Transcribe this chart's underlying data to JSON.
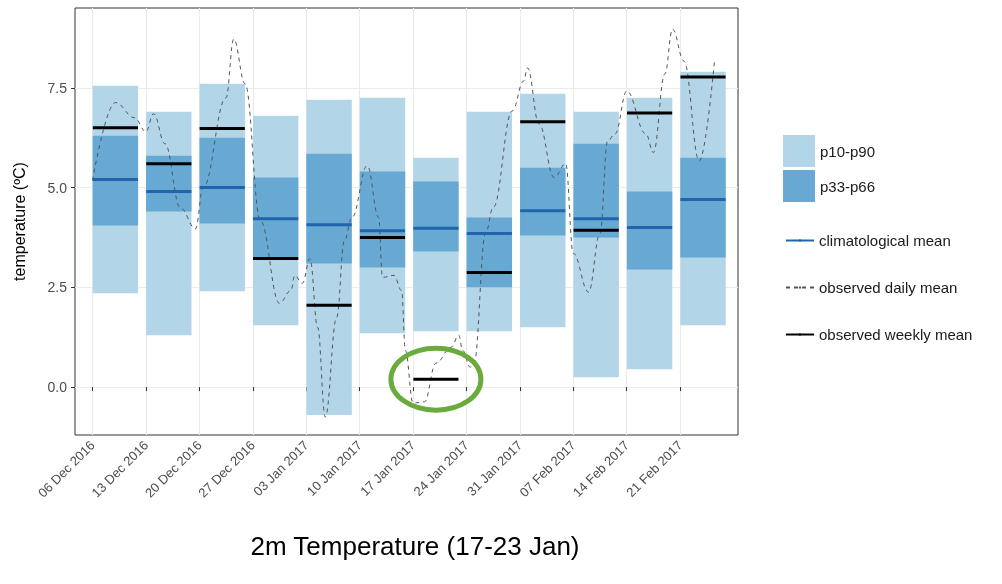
{
  "chart_data": {
    "type": "bar",
    "title": "2m Temperature (17-23 Jan)",
    "ylabel": "temperature (ºC)",
    "x": [
      "2016-12-09",
      "2016-12-16",
      "2016-12-23",
      "2016-12-30",
      "2017-01-06",
      "2017-01-13",
      "2017-01-20",
      "2017-01-27",
      "2017-02-03",
      "2017-02-10",
      "2017-02-17",
      "2017-02-24"
    ],
    "xlim": [
      "2016-12-03T17:00",
      "2017-02-28T14:00"
    ],
    "xticks": [
      {
        "value": "2016-12-06",
        "label": "06 Dec 2016"
      },
      {
        "value": "2016-12-13",
        "label": "13 Dec 2016"
      },
      {
        "value": "2016-12-20",
        "label": "20 Dec 2016"
      },
      {
        "value": "2016-12-27",
        "label": "27 Dec 2016"
      },
      {
        "value": "2017-01-03",
        "label": "03 Jan 2017"
      },
      {
        "value": "2017-01-10",
        "label": "10 Jan 2017"
      },
      {
        "value": "2017-01-17",
        "label": "17 Jan 2017"
      },
      {
        "value": "2017-01-24",
        "label": "24 Jan 2017"
      },
      {
        "value": "2017-01-31",
        "label": "31 Jan 2017"
      },
      {
        "value": "2017-02-07",
        "label": "07 Feb 2017"
      },
      {
        "value": "2017-02-14",
        "label": "14 Feb 2017"
      },
      {
        "value": "2017-02-21",
        "label": "21 Feb 2017"
      }
    ],
    "ylim": [
      -1.2,
      9.5
    ],
    "yticks": [
      {
        "value": 0,
        "label": "0.0"
      },
      {
        "value": 2.5,
        "label": "2.5"
      },
      {
        "value": 5,
        "label": "5.0"
      },
      {
        "value": 7.5,
        "label": "7.5"
      }
    ],
    "grid": true,
    "legend": "right",
    "series": [
      {
        "name": "p10-p90",
        "color": "#b3d5e8",
        "base": [
          2.35,
          1.3,
          2.4,
          1.55,
          -0.7,
          1.35,
          1.4,
          1.4,
          1.5,
          0.25,
          0.45,
          1.55
        ],
        "values": [
          5.2,
          5.6,
          5.2,
          5.25,
          7.9,
          5.9,
          4.35,
          5.5,
          5.85,
          6.65,
          6.8,
          6.35
        ]
      },
      {
        "name": "p33-p66",
        "color": "#67a9d3",
        "base": [
          4.05,
          4.4,
          4.1,
          3.2,
          3.1,
          3.0,
          3.4,
          2.5,
          3.8,
          3.75,
          2.95,
          3.25
        ],
        "values": [
          2.25,
          1.4,
          2.15,
          2.05,
          2.75,
          2.4,
          1.75,
          1.75,
          1.7,
          2.35,
          1.95,
          2.5
        ]
      },
      {
        "name": "climatological mean",
        "type": "line",
        "color": "#1f64ad",
        "line_style": "solid",
        "x": [
          "2016-12-06T01:00",
          "2016-12-11T23:00",
          "2016-12-12",
          "2016-12-13T01:00",
          "2016-12-18T23:00",
          "2016-12-19",
          "2016-12-20T01:00",
          "2016-12-25T23:00",
          "2016-12-26",
          "2016-12-27T01:00",
          "2017-01-01T23:00",
          "2017-01-02",
          "2017-01-03T01:00",
          "2017-01-08T23:00",
          "2017-01-09",
          "2017-01-10T01:00",
          "2017-01-15T23:00",
          "2017-01-16",
          "2017-01-17T01:00",
          "2017-01-22T23:00",
          "2017-01-23",
          "2017-01-24T01:00",
          "2017-01-29T23:00",
          "2017-01-30",
          "2017-01-31T01:00",
          "2017-02-05T23:00",
          "2017-02-06",
          "2017-02-07T01:00",
          "2017-02-12T23:00",
          "2017-02-13",
          "2017-02-14T01:00",
          "2017-02-19T23:00",
          "2017-02-20",
          "2017-02-21T01:00",
          "2017-02-26T23:00"
        ],
        "values": [
          5.2,
          5.2,
          null,
          4.9,
          4.9,
          null,
          5.0,
          5.0,
          null,
          4.22,
          4.22,
          null,
          4.07,
          4.07,
          null,
          3.92,
          3.92,
          null,
          3.98,
          3.98,
          null,
          3.85,
          3.85,
          null,
          4.42,
          4.42,
          null,
          4.22,
          4.22,
          null,
          4.0,
          4.0,
          null,
          4.7,
          4.7
        ]
      },
      {
        "name": "observed daily mean",
        "type": "line",
        "color": "#555555",
        "line_style": "dashed",
        "x": [
          "2016-12-06",
          "2016-12-09",
          "2016-12-11T12:00",
          "2016-12-13",
          "2016-12-14",
          "2016-12-15T12:00",
          "2016-12-17T12:00",
          "2016-12-19T12:00",
          "2016-12-20T12:00",
          "2016-12-23T12:00",
          "2016-12-24T12:00",
          "2016-12-26",
          "2016-12-28",
          "2016-12-30T12:00",
          "2017-01-01",
          "2017-01-01T12:00",
          "2017-01-02T12:00",
          "2017-01-03T12:00",
          "2017-01-04T12:00",
          "2017-01-05T12:00",
          "2017-01-07",
          "2017-01-08",
          "2017-01-09",
          "2017-01-11",
          "2017-01-12T12:00",
          "2017-01-13",
          "2017-01-14T12:00",
          "2017-01-15T12:00",
          "2017-01-16",
          "2017-01-17",
          "2017-01-18T12:00",
          "2017-01-20",
          "2017-01-22",
          "2017-01-23",
          "2017-01-23T12:00",
          "2017-01-24T12:00",
          "2017-01-25",
          "2017-01-26T12:00",
          "2017-01-27T12:00",
          "2017-01-30",
          "2017-01-31T12:00",
          "2017-02-01",
          "2017-02-02T12:00",
          "2017-02-04T12:00",
          "2017-02-06",
          "2017-02-07",
          "2017-02-09",
          "2017-02-10T12:00",
          "2017-02-11T12:00",
          "2017-02-12T12:00",
          "2017-02-14",
          "2017-02-16T12:00",
          "2017-02-17T12:00",
          "2017-02-19",
          "2017-02-20",
          "2017-02-21T12:00",
          "2017-02-23T12:00",
          "2017-02-25T12:00"
        ],
        "values": [
          5.18,
          7.13,
          6.75,
          6.4,
          6.85,
          6.1,
          4.5,
          3.97,
          5.0,
          7.25,
          8.72,
          7.6,
          4.17,
          2.1,
          2.42,
          2.8,
          2.6,
          3.22,
          1.5,
          -0.75,
          1.75,
          3.67,
          4.25,
          5.55,
          4.25,
          2.75,
          2.8,
          2.42,
          0.92,
          -0.4,
          -0.37,
          0.6,
          1.0,
          1.3,
          0.92,
          0.5,
          0.6,
          3.85,
          4.5,
          6.92,
          7.67,
          8.0,
          6.6,
          5.25,
          5.6,
          3.35,
          2.38,
          3.85,
          6.17,
          6.35,
          7.42,
          6.35,
          5.88,
          7.85,
          8.97,
          8.17,
          5.67,
          8.17
        ]
      },
      {
        "name": "observed weekly mean",
        "type": "line",
        "color": "#000000",
        "line_style": "solid",
        "x": [
          "2016-12-06T01:00",
          "2016-12-11T23:00",
          "2016-12-12",
          "2016-12-13T01:00",
          "2016-12-18T23:00",
          "2016-12-19",
          "2016-12-20T01:00",
          "2016-12-25T23:00",
          "2016-12-26",
          "2016-12-27T01:00",
          "2017-01-01T23:00",
          "2017-01-02",
          "2017-01-03T01:00",
          "2017-01-08T23:00",
          "2017-01-09",
          "2017-01-10T01:00",
          "2017-01-15T23:00",
          "2017-01-16",
          "2017-01-17T01:00",
          "2017-01-22T23:00",
          "2017-01-23",
          "2017-01-24T01:00",
          "2017-01-29T23:00",
          "2017-01-30",
          "2017-01-31T01:00",
          "2017-02-05T23:00",
          "2017-02-06",
          "2017-02-07T01:00",
          "2017-02-12T23:00",
          "2017-02-13",
          "2017-02-14T01:00",
          "2017-02-19T23:00",
          "2017-02-20",
          "2017-02-21T01:00",
          "2017-02-26T23:00"
        ],
        "values": [
          6.5,
          6.5,
          null,
          5.6,
          5.6,
          null,
          6.48,
          6.48,
          null,
          3.22,
          3.22,
          null,
          2.05,
          2.05,
          null,
          3.75,
          3.75,
          null,
          0.2,
          0.2,
          null,
          2.87,
          2.87,
          null,
          6.65,
          6.65,
          null,
          3.93,
          3.93,
          null,
          6.87,
          6.87,
          null,
          7.77,
          7.77
        ]
      }
    ]
  }
}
____
[Exercise details] Report how many lines in the entries hold the string "mean". Nothing but the number is wanted.

[The output] 3